Set down the material below in full, matching it exactly.

● ● ● ● ●

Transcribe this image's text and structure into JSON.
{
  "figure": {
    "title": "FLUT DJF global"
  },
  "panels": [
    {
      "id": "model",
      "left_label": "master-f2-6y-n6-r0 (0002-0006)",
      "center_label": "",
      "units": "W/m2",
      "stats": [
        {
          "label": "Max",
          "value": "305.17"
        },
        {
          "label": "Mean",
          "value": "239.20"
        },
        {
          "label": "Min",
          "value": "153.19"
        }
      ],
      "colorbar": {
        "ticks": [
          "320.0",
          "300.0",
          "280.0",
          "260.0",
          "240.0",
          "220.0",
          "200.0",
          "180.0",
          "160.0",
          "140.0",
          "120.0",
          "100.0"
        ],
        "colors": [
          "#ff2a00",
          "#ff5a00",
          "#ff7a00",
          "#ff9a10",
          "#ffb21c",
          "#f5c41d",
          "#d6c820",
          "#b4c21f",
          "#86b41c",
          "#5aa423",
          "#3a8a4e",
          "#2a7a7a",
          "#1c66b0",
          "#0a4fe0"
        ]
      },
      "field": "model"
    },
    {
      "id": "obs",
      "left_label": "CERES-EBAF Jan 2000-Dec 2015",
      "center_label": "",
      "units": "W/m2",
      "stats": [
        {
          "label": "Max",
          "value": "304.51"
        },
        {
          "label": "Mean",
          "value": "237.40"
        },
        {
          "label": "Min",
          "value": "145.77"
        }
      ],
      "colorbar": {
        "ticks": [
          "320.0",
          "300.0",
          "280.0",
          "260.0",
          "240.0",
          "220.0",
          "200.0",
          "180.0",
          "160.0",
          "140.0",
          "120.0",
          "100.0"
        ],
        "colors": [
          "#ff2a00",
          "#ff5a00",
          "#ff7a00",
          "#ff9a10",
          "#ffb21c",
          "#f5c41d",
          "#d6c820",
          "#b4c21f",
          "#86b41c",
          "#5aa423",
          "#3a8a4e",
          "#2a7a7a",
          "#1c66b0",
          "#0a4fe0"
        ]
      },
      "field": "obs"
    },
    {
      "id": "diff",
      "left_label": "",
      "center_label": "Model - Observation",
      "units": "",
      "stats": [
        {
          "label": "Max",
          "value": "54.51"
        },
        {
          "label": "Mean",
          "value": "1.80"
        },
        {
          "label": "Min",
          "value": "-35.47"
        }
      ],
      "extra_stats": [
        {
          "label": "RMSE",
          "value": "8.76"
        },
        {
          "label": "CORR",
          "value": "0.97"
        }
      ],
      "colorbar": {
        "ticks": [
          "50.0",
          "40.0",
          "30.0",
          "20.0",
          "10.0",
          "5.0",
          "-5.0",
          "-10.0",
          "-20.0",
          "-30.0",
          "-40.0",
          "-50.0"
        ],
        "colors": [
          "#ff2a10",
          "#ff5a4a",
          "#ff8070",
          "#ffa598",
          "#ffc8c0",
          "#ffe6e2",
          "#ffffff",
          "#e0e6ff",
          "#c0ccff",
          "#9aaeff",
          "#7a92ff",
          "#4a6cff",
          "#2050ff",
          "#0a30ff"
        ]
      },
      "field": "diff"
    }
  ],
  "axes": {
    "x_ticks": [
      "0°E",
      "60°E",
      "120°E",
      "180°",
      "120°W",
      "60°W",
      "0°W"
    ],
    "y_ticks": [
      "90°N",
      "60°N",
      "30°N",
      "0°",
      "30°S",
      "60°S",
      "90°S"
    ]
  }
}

● ● ● ● ●

Answer to the task
Transcribe this image's text and structure into JSON.
{
  "figure": {
    "title": "FLUT DJF global"
  },
  "panels": [
    {
      "id": "model",
      "left_label": "master-f2-6y-n6-r0 (0002-0006)",
      "center_label": "",
      "units": "W/m2",
      "stats": [
        {
          "label": "Max",
          "value": "305.17"
        },
        {
          "label": "Mean",
          "value": "239.20"
        },
        {
          "label": "Min",
          "value": "153.19"
        }
      ],
      "colorbar": {
        "ticks": [
          "320.0",
          "300.0",
          "280.0",
          "260.0",
          "240.0",
          "220.0",
          "200.0",
          "180.0",
          "160.0",
          "140.0",
          "120.0",
          "100.0"
        ],
        "colors": [
          "#ff2a00",
          "#ff5a00",
          "#ff7a00",
          "#ff9a10",
          "#ffb21c",
          "#f5c41d",
          "#d6c820",
          "#b4c21f",
          "#86b41c",
          "#5aa423",
          "#3a8a4e",
          "#2a7a7a",
          "#1c66b0",
          "#0a4fe0"
        ]
      },
      "field": "model"
    },
    {
      "id": "obs",
      "left_label": "CERES-EBAF Jan 2000-Dec 2015",
      "center_label": "",
      "units": "W/m2",
      "stats": [
        {
          "label": "Max",
          "value": "304.51"
        },
        {
          "label": "Mean",
          "value": "237.40"
        },
        {
          "label": "Min",
          "value": "145.77"
        }
      ],
      "colorbar": {
        "ticks": [
          "320.0",
          "300.0",
          "280.0",
          "260.0",
          "240.0",
          "220.0",
          "200.0",
          "180.0",
          "160.0",
          "140.0",
          "120.0",
          "100.0"
        ],
        "colors": [
          "#ff2a00",
          "#ff5a00",
          "#ff7a00",
          "#ff9a10",
          "#ffb21c",
          "#f5c41d",
          "#d6c820",
          "#b4c21f",
          "#86b41c",
          "#5aa423",
          "#3a8a4e",
          "#2a7a7a",
          "#1c66b0",
          "#0a4fe0"
        ]
      },
      "field": "obs"
    },
    {
      "id": "diff",
      "left_label": "",
      "center_label": "Model - Observation",
      "units": "",
      "stats": [
        {
          "label": "Max",
          "value": "54.51"
        },
        {
          "label": "Mean",
          "value": "1.80"
        },
        {
          "label": "Min",
          "value": "-35.47"
        }
      ],
      "extra_stats": [
        {
          "label": "RMSE",
          "value": "8.76"
        },
        {
          "label": "CORR",
          "value": "0.97"
        }
      ],
      "colorbar": {
        "ticks": [
          "50.0",
          "40.0",
          "30.0",
          "20.0",
          "10.0",
          "5.0",
          "-5.0",
          "-10.0",
          "-20.0",
          "-30.0",
          "-40.0",
          "-50.0"
        ],
        "colors": [
          "#ff2a10",
          "#ff5a4a",
          "#ff8070",
          "#ffa598",
          "#ffc8c0",
          "#ffe6e2",
          "#ffffff",
          "#e0e6ff",
          "#c0ccff",
          "#9aaeff",
          "#7a92ff",
          "#4a6cff",
          "#2050ff",
          "#0a30ff"
        ]
      },
      "field": "diff"
    }
  ],
  "axes": {
    "x_ticks": [
      "0°E",
      "60°E",
      "120°E",
      "180°",
      "120°W",
      "60°W",
      "0°W"
    ],
    "y_ticks": [
      "90°N",
      "60°N",
      "30°N",
      "0°",
      "30°S",
      "60°S",
      "90°S"
    ]
  }
}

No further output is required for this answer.